▸ Goal:
Pick out each line with the word "Метро" from the material that follows.

▸ Recorded data:
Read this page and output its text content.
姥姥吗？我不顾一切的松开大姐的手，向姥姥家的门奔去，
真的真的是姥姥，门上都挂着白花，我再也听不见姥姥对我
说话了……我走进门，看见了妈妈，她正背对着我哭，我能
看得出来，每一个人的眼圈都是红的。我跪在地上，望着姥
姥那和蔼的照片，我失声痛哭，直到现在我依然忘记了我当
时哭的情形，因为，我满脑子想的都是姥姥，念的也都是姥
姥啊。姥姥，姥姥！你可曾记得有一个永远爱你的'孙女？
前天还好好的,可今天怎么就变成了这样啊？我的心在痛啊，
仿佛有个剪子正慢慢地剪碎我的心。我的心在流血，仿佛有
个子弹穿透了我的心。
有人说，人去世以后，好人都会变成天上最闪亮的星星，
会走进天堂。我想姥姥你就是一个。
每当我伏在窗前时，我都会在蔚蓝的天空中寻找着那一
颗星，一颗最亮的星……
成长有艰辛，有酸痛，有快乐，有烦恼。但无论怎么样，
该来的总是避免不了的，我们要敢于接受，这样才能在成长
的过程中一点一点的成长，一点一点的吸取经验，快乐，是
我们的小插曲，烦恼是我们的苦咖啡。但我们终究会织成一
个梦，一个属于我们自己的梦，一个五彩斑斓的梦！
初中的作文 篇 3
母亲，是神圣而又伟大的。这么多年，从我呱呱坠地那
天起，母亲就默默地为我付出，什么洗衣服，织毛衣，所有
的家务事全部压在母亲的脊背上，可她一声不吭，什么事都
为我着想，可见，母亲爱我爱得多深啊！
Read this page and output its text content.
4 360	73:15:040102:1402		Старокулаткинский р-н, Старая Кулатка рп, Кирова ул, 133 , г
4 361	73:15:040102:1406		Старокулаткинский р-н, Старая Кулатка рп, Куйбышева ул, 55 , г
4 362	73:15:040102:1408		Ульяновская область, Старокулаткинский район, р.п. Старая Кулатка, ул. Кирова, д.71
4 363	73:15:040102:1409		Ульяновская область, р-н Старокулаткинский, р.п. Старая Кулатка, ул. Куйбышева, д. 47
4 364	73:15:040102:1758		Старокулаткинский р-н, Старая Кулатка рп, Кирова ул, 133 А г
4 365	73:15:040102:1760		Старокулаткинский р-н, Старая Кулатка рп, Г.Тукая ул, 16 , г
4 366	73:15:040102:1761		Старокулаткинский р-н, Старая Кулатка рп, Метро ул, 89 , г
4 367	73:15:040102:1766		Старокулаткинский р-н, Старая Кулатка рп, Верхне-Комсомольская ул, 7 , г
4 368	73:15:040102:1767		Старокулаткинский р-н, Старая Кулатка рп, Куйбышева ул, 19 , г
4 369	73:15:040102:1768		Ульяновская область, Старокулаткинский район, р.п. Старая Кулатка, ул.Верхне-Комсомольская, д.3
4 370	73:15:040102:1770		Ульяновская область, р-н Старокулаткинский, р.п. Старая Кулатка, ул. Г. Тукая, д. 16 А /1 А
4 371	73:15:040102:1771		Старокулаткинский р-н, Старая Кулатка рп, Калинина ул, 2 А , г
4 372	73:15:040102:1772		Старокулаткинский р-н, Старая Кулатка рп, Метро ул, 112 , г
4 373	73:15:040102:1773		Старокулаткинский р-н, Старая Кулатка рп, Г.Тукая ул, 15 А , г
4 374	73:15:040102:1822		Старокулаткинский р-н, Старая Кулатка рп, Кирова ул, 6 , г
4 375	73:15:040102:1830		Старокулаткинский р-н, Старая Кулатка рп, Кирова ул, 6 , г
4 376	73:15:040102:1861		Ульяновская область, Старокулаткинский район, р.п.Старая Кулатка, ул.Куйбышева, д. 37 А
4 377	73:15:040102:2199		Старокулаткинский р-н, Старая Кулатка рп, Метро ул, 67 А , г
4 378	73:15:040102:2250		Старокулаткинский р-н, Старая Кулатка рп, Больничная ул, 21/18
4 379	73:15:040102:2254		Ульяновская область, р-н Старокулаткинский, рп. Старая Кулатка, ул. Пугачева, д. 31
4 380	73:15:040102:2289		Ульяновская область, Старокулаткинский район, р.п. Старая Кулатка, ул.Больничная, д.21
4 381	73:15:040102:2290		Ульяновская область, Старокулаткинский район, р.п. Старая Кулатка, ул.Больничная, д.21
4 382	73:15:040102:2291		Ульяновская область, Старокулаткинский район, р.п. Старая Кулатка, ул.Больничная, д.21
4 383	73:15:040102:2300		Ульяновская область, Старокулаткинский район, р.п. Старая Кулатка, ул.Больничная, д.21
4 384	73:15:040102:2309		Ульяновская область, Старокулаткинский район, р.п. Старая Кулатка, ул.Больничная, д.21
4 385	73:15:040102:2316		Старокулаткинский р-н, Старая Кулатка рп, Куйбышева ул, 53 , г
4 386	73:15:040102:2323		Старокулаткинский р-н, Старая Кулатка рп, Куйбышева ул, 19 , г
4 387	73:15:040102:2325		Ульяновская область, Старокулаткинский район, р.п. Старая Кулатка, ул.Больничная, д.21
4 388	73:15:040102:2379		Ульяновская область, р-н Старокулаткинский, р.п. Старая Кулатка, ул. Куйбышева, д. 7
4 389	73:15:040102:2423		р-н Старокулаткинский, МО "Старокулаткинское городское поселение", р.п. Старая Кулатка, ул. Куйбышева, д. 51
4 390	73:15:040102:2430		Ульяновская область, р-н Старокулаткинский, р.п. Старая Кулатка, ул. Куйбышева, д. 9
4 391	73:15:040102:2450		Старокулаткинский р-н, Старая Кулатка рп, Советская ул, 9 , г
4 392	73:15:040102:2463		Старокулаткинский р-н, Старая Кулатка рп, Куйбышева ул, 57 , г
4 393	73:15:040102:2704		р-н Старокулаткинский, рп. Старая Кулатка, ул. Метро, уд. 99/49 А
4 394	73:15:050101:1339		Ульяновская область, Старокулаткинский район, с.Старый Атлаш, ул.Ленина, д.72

▸ Output of the exercise:
4 366	73:15:040102:1761		Старокулаткинский р-н, Старая Кулатка рп, Метро ул, 89 , г
4 372	73:15:040102:1772		Старокулаткинский р-н, Старая Кулатка рп, Метро ул, 112 , г
4 377	73:15:040102:2199		Старокулаткинский р-н, Старая Кулатка рп, Метро ул, 67 А , г
4 393	73:15:040102:2704		р-н Старокулаткинский, рп. Старая Кулатка, ул. Метро, уд. 99/49 А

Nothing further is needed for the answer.